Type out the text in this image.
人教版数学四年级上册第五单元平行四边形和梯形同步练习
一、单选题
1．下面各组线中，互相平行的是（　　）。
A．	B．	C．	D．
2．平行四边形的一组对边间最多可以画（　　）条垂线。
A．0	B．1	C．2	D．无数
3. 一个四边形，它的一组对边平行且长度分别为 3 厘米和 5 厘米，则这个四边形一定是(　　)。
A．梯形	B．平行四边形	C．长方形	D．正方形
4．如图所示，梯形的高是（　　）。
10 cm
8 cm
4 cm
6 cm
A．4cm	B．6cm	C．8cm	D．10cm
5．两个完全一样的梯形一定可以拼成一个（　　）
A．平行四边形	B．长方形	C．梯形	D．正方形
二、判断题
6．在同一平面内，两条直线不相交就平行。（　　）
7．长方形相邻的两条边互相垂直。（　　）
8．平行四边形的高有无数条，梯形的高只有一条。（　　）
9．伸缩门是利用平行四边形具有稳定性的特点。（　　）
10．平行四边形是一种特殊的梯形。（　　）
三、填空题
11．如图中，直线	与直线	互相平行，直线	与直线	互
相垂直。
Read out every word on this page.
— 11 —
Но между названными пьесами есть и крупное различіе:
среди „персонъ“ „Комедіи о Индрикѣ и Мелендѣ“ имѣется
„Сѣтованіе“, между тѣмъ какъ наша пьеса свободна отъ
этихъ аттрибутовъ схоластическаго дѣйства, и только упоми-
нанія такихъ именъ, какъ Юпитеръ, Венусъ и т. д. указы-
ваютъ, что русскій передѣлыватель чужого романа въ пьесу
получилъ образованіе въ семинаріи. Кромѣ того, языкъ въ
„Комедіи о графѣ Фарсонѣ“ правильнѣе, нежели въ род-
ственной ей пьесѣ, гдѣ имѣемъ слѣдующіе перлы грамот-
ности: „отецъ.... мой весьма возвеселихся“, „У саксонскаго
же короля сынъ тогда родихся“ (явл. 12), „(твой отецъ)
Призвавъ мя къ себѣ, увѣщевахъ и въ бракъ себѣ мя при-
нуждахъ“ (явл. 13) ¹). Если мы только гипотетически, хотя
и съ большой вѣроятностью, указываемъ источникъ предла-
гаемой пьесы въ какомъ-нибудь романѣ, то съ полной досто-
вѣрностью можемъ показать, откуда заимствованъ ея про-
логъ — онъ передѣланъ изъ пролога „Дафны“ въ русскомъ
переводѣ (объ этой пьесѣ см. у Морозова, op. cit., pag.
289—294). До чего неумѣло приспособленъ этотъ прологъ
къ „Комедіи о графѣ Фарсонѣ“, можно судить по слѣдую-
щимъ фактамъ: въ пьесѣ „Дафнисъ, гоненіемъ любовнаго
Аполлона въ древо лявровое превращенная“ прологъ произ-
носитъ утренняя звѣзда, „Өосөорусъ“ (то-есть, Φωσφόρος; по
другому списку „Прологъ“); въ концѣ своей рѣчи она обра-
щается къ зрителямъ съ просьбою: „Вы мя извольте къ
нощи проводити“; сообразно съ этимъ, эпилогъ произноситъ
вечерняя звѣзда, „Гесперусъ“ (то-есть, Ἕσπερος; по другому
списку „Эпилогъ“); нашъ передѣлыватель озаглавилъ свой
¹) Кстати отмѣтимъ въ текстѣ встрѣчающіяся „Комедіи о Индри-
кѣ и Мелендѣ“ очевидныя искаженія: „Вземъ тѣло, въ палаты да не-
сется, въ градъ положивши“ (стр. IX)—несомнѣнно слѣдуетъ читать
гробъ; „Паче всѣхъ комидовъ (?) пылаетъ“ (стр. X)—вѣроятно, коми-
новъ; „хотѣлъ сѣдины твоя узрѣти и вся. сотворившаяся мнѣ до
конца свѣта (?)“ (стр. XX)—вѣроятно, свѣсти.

+ + + + + + +

### Directions
Identify the lines of the entries containing the string "Фарсонѣ". Copy each such line.

### Written response
„Комедіи о графѣ Фарсонѣ“ правильнѣе, нежели въ род-
къ „Комедіи о графѣ Фарсонѣ“, можно судить по слѣдую-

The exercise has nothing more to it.